===== Provided data

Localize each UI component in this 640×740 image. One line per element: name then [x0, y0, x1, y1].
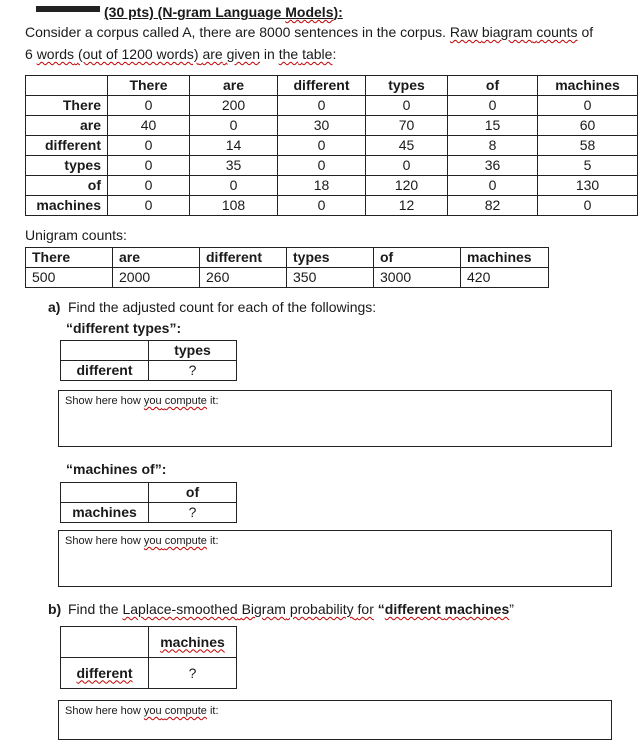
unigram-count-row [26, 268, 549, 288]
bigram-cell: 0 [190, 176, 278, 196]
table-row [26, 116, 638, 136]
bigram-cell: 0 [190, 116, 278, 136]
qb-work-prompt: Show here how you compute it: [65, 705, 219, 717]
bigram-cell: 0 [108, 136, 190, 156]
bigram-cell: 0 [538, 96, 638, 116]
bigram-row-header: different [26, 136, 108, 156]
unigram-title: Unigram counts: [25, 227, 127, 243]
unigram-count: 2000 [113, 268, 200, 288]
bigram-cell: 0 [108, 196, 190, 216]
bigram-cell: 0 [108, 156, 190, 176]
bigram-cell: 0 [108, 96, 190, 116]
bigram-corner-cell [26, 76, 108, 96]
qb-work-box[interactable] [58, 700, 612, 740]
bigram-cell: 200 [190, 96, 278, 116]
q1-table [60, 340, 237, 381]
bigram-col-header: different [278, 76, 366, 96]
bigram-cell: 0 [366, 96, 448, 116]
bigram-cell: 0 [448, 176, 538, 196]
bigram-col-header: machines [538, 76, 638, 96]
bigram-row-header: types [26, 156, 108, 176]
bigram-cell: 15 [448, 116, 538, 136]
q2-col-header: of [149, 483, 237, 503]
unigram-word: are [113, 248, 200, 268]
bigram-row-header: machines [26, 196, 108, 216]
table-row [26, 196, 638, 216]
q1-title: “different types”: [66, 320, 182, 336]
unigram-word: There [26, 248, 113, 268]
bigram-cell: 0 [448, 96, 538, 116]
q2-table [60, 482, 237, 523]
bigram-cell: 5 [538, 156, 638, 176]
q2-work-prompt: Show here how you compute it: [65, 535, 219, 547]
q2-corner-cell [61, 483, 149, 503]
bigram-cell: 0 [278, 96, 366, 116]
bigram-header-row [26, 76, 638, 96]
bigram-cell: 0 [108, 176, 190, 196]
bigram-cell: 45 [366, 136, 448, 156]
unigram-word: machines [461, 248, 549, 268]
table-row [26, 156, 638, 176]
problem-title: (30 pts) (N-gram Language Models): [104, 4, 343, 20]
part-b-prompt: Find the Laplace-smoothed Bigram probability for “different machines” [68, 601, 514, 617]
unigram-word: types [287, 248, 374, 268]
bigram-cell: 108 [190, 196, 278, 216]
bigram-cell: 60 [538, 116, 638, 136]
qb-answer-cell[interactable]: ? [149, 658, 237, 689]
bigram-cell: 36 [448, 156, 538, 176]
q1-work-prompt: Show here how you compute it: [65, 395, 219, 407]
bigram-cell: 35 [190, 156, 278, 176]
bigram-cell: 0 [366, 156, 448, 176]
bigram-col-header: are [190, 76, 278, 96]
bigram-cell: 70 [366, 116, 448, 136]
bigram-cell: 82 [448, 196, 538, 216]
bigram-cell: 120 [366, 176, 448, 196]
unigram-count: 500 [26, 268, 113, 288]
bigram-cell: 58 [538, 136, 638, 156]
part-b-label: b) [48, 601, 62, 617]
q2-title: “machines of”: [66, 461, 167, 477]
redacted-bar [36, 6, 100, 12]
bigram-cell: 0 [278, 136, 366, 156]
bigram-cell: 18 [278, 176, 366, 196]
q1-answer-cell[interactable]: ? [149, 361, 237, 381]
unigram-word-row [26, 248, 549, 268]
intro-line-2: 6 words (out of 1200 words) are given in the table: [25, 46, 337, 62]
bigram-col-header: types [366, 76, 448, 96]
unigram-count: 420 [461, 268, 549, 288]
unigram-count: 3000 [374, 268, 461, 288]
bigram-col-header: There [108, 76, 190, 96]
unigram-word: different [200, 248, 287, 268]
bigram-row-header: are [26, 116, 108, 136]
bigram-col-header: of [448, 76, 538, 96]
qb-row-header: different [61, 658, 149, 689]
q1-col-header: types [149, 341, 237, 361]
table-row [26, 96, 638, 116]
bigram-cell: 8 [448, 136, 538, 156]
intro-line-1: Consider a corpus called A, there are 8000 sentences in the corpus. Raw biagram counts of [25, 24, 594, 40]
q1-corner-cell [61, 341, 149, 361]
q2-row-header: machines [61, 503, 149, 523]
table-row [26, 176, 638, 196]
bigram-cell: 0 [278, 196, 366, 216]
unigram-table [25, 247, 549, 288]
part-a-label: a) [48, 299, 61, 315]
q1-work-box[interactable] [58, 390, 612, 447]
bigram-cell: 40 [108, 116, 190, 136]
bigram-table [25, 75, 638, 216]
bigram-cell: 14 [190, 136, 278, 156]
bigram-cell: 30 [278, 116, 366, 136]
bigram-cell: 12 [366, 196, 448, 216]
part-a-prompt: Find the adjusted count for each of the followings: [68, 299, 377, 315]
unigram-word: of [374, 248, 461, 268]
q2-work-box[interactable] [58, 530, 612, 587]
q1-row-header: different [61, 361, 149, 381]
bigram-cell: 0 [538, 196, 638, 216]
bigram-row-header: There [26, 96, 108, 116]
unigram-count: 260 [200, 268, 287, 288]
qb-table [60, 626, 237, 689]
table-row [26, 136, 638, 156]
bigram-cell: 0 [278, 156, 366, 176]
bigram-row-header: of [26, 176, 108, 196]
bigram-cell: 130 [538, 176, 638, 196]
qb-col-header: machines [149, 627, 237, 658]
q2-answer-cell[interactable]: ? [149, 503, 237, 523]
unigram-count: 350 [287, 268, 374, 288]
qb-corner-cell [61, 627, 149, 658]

==========
===== Provided data

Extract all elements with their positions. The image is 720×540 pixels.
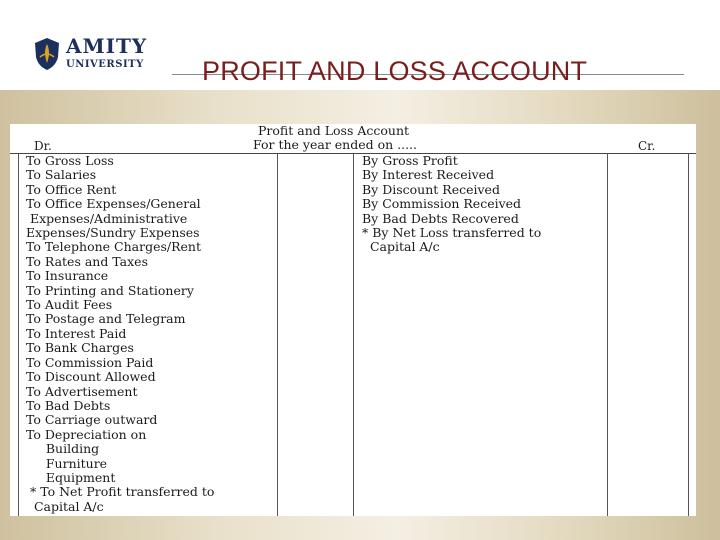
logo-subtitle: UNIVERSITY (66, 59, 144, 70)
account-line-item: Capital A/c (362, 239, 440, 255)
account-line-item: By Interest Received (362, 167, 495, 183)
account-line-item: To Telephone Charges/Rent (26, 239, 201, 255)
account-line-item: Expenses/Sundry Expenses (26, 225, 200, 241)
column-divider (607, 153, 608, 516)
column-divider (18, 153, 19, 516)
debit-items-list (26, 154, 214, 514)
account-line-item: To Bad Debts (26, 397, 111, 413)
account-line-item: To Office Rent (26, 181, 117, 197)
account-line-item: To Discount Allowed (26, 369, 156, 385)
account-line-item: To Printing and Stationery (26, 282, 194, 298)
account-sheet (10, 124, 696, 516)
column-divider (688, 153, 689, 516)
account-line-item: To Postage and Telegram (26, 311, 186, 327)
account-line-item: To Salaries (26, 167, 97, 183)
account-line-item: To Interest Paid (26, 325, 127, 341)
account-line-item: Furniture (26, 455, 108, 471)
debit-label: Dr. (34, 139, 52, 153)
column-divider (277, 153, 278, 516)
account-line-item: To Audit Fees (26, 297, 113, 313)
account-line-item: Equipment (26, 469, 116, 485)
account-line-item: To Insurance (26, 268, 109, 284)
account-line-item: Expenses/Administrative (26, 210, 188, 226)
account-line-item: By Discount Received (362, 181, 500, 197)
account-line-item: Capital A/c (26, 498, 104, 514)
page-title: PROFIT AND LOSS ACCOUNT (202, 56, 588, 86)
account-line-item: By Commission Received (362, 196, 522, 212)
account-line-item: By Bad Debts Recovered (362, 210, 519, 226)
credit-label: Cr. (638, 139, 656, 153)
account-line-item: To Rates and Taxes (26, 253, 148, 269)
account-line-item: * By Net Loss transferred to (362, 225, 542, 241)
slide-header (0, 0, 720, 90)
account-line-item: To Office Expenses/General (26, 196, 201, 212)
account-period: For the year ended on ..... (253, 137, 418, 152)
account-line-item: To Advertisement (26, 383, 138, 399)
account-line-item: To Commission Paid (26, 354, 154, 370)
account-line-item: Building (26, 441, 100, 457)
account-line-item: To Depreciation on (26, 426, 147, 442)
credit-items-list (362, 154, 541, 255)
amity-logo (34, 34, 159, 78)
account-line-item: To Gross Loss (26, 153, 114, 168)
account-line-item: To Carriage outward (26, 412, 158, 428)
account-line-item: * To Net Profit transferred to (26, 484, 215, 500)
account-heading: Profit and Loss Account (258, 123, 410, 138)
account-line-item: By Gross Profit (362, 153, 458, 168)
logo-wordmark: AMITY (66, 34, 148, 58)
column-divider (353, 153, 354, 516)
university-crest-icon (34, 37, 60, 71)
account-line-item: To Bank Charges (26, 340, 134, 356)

==========

Please write out the lines of the material, starting at the line that contains "unigram-count-row [26, 268, 549, 288]" and stopping after the line that contains "bigram-row-header: different [26, 136, 108, 156]".

Output for this exercise –
unigram-count-row [26, 268, 549, 288]
bigram-cell: 0 [190, 176, 278, 196]
table-row [26, 116, 638, 136]
bigram-cell: 0 [190, 116, 278, 136]
qb-work-prompt: Show here how you compute it: [65, 705, 219, 717]
bigram-cell: 0 [108, 136, 190, 156]
bigram-cell: 0 [538, 96, 638, 116]
bigram-row-header: different [26, 136, 108, 156]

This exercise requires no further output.